_What you should do_.
Quote all of the data that follows exactly as written, skipping the images.
──────────────────────────────
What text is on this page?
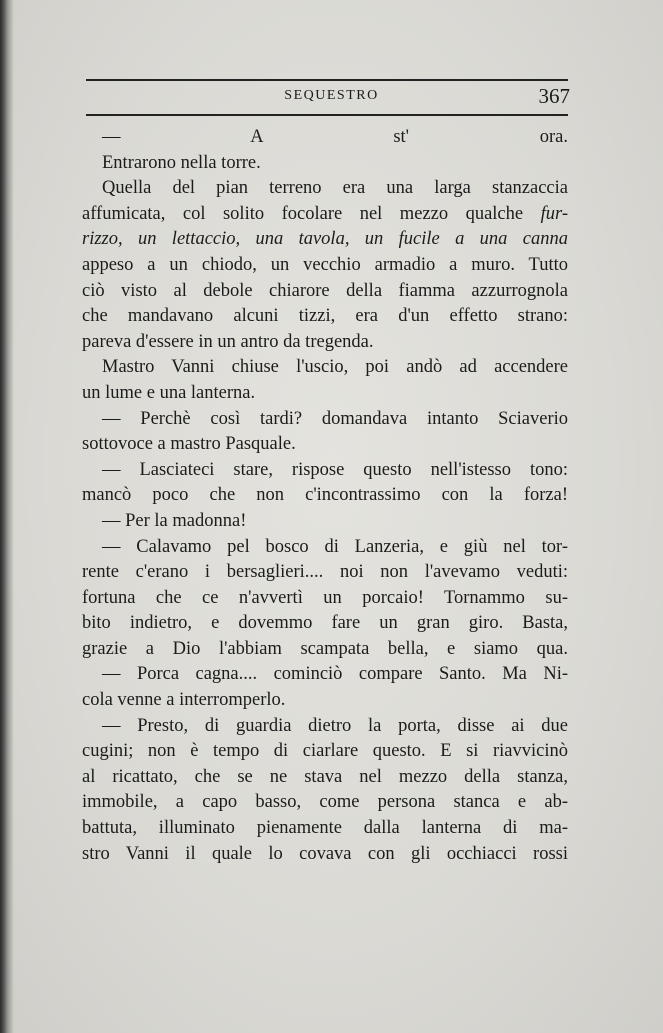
SEQUESTRO	367
— A st' ora.
Entrarono nella torre.
Quella del pian terreno era una larga stanzaccia
affumicata, col solito focolare nel mezzo qualche fur-
rizzo, un lettaccio, una tavola, un fucile a una canna
appeso a un chiodo, un vecchio armadio a muro. Tutto
ciò visto al debole chiarore della fiamma azzurrognola
che mandavano alcuni tizzi, era d'un effetto strano:
pareva d'essere in un antro da tregenda.
Mastro Vanni chiuse l'uscio, poi andò ad accendere
un lume e una lanterna.
— Perchè così tardi? domandava intanto Sciaverio
sottovoce a mastro Pasquale.
— Lasciateci stare, rispose questo nell'istesso tono:
mancò poco che non c'incontrassimo con la forza!
— Per la madonna!
— Calavamo pel bosco di Lanzeria, e giù nel tor-
rente c'erano i bersaglieri.... noi non l'avevamo veduti:
fortuna che ce n'avvertì un porcaio! Tornammo su-
bito indietro, e dovemmo fare un gran giro. Basta,
grazie a Dio l'abbiam scampata bella, e siamo qua.
— Porca cagna.... cominciò compare Santo. Ma Ni-
cola venne a interromperlo.
— Presto, di guardia dietro la porta, disse ai due
cugini; non è tempo di ciarlare questo. E si riavvicinò
al ricattato, che se ne stava nel mezzo della stanza,
immobile, a capo basso, come persona stanca e ab-
battuta, illuminato pienamente dalla lanterna di ma-
stro Vanni il quale lo covava con gli occhiacci rossi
──────────────────────────────
_Response to this task_.
What text is on this page?
SEQUESTRO	367
— A st' ora.
Entrarono nella torre.
Quella del pian terreno era una larga stanzaccia
affumicata, col solito focolare nel mezzo qualche fur-
rizzo, un lettaccio, una tavola, un fucile a una canna
appeso a un chiodo, un vecchio armadio a muro. Tutto
ciò visto al debole chiarore della fiamma azzurrognola
che mandavano alcuni tizzi, era d'un effetto strano:
pareva d'essere in un antro da tregenda.
Mastro Vanni chiuse l'uscio, poi andò ad accendere
un lume e una lanterna.
— Perchè così tardi? domandava intanto Sciaverio
sottovoce a mastro Pasquale.
— Lasciateci stare, rispose questo nell'istesso tono:
mancò poco che non c'incontrassimo con la forza!
— Per la madonna!
— Calavamo pel bosco di Lanzeria, e giù nel tor-
rente c'erano i bersaglieri.... noi non l'avevamo veduti:
fortuna che ce n'avvertì un porcaio! Tornammo su-
bito indietro, e dovemmo fare un gran giro. Basta,
grazie a Dio l'abbiam scampata bella, e siamo qua.
— Porca cagna.... cominciò compare Santo. Ma Ni-
cola venne a interromperlo.
— Presto, di guardia dietro la porta, disse ai due
cugini; non è tempo di ciarlare questo. E si riavvicinò
al ricattato, che se ne stava nel mezzo della stanza,
immobile, a capo basso, come persona stanca e ab-
battuta, illuminato pienamente dalla lanterna di ma-
stro Vanni il quale lo covava con gli occhiacci rossi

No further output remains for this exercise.